Instructions to follow >>
Collect each line holding the string "Альфа".

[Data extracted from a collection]
start
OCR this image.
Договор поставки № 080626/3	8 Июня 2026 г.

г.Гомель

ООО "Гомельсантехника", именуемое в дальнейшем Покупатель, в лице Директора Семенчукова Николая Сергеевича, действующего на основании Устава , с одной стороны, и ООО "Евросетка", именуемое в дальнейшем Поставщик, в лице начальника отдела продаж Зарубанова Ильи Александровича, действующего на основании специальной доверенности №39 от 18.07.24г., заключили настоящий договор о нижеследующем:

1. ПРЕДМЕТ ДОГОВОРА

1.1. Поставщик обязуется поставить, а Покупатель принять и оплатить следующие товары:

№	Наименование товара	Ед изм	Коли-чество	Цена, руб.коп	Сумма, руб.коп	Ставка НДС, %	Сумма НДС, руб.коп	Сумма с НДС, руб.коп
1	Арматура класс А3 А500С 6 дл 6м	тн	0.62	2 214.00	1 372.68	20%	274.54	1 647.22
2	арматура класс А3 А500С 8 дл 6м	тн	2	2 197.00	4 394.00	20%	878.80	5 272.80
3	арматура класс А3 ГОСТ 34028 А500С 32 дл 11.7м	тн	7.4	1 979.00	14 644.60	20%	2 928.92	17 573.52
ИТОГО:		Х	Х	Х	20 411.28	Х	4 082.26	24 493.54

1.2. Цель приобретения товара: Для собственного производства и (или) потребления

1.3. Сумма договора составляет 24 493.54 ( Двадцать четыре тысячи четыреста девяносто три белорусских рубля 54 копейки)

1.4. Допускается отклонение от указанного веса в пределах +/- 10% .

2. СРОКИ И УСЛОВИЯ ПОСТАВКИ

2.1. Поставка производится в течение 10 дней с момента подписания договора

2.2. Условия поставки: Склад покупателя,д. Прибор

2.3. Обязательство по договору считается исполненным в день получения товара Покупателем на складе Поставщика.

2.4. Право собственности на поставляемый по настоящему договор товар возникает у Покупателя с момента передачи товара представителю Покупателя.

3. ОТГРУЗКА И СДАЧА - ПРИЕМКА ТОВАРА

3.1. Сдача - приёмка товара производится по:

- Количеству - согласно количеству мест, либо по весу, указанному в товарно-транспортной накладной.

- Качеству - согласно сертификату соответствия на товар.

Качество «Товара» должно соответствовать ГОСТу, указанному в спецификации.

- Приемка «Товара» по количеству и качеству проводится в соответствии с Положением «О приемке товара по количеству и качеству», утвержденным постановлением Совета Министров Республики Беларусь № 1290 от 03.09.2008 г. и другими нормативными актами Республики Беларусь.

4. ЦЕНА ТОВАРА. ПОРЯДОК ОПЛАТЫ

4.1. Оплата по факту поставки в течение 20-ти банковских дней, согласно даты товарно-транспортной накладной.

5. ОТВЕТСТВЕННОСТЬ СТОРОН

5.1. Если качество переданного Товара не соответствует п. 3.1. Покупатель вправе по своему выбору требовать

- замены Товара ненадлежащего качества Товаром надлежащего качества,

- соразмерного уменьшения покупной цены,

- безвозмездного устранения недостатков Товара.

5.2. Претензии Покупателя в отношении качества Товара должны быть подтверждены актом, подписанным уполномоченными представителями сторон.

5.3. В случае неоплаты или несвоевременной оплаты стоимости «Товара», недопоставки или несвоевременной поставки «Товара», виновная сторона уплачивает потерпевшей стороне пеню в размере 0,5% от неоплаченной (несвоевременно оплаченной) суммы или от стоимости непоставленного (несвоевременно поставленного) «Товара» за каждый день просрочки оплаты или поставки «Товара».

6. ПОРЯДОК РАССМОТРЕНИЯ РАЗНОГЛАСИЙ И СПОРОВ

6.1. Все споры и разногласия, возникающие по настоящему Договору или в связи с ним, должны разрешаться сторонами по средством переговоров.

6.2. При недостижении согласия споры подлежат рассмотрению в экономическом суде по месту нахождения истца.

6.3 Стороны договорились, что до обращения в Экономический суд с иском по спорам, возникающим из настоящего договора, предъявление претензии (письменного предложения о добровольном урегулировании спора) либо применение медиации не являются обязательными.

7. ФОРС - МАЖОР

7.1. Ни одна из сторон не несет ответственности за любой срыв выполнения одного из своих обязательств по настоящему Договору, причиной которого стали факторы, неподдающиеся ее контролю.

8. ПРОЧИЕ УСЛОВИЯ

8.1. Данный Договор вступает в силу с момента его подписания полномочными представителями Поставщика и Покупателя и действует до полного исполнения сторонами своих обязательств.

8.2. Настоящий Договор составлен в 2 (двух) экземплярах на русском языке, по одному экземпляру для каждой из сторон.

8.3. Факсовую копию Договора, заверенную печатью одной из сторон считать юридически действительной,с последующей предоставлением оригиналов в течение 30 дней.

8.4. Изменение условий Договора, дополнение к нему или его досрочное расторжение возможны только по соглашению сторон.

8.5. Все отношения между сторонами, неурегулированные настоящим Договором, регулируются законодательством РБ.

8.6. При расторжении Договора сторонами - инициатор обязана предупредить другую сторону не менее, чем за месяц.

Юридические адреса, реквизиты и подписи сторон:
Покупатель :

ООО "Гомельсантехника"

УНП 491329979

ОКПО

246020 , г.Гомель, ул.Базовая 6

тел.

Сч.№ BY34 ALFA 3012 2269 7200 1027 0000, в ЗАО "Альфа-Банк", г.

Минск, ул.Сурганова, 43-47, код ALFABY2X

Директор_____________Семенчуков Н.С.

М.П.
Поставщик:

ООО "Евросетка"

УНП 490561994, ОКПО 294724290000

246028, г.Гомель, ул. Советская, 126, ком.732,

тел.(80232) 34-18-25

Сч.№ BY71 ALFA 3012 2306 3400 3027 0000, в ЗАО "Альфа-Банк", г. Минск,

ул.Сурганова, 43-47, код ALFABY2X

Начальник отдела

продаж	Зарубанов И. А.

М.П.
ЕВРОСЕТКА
end
Answer to the exercise >>
Сч.№ BY34 ALFA 3012 2269 7200 1027 0000, в ЗАО "Альфа-Банк", г.
Сч.№ BY71 ALFA 3012 2306 3400 3027 0000, в ЗАО "Альфа-Банк", г. Минск,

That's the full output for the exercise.